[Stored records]
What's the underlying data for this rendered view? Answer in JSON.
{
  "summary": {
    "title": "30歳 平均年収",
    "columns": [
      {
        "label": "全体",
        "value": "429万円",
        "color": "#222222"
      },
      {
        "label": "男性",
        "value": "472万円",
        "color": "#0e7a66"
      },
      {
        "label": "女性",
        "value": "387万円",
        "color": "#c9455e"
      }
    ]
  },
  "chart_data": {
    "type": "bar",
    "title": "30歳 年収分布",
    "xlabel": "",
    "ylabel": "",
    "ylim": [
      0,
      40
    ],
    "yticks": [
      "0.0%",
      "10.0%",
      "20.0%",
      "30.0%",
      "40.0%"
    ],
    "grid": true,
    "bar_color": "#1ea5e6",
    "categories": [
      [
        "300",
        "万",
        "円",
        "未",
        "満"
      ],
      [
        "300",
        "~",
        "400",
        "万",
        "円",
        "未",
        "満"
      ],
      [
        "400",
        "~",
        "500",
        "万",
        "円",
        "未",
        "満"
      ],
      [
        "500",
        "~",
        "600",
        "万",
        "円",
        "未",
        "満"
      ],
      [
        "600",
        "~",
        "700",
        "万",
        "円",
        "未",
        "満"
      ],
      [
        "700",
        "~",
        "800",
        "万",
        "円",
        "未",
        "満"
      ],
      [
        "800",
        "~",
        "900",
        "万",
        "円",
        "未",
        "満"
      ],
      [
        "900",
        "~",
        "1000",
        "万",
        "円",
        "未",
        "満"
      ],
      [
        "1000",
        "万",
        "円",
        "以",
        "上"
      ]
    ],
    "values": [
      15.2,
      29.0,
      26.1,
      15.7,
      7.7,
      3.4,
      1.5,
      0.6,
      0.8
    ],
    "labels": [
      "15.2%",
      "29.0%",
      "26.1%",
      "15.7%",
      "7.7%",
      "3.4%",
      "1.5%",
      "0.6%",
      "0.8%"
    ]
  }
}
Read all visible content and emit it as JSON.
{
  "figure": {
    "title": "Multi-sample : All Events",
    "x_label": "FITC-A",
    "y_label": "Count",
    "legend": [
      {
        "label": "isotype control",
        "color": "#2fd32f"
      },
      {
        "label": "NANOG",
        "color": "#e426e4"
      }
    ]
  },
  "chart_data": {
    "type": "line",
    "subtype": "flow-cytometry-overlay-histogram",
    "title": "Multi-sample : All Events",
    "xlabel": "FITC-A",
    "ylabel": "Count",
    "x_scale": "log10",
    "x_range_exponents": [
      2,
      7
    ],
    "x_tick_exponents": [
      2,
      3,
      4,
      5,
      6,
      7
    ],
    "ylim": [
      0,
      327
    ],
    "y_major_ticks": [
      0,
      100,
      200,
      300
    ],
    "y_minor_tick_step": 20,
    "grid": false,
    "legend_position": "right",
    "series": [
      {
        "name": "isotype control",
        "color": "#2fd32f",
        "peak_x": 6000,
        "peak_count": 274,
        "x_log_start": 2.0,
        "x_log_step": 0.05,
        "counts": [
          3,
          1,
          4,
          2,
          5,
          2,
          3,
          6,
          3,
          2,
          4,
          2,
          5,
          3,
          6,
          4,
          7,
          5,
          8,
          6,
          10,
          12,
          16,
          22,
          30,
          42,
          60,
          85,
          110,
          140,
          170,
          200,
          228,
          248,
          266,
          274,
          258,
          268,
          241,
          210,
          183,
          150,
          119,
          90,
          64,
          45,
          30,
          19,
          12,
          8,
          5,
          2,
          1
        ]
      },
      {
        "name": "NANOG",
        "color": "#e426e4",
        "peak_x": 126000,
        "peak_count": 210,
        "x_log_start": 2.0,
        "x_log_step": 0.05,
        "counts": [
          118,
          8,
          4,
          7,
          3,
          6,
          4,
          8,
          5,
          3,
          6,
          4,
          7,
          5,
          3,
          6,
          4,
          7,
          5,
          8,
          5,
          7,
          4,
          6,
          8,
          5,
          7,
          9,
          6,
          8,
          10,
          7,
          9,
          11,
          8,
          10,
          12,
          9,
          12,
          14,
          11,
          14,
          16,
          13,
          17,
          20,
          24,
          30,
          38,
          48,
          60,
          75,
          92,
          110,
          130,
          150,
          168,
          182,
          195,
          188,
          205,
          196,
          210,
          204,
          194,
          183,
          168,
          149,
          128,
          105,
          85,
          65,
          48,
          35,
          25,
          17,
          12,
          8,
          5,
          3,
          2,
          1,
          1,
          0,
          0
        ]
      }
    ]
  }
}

• _THE REQUEST_
Pull every line containing "control" out of the data above.

• _FULL RESPONSE_
        "label": "isotype control",
        "name": "isotype control",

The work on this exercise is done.